>>>>>

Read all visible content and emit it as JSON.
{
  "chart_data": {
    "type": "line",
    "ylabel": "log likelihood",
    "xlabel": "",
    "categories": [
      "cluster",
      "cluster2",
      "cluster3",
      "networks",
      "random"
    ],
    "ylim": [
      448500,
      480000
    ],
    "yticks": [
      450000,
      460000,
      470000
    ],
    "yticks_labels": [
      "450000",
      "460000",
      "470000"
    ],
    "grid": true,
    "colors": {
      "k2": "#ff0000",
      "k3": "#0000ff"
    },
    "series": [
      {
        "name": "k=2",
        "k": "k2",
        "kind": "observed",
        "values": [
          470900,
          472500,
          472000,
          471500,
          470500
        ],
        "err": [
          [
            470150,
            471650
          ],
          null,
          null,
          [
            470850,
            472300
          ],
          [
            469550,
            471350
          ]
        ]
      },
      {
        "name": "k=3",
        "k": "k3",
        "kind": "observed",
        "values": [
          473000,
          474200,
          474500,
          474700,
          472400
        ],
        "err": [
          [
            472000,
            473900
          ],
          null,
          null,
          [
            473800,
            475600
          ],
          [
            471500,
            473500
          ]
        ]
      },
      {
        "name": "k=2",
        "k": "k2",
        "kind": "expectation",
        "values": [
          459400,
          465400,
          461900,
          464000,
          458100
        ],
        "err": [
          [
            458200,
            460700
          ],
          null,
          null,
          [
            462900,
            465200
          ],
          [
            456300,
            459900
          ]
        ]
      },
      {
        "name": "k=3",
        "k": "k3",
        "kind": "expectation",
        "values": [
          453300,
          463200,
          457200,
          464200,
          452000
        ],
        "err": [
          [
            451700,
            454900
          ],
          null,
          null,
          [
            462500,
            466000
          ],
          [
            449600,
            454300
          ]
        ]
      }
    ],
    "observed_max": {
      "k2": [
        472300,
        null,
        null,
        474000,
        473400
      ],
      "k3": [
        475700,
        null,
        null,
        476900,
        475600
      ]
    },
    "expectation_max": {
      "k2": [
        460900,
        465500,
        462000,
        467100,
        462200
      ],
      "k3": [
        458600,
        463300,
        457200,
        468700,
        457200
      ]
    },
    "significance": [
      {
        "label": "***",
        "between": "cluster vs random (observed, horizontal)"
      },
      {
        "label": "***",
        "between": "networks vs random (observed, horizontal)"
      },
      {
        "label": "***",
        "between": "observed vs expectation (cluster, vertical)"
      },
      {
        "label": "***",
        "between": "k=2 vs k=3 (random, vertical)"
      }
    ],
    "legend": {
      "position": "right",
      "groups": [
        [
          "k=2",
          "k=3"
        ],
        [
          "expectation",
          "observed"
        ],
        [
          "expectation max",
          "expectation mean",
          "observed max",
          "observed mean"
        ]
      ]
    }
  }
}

<<<<<

## Aim
Scan the listing above and identify each line holding the string "networks"; copy every such line.

## Reply to the task
      "networks",
        "between": "networks vs random (observed, horizontal)"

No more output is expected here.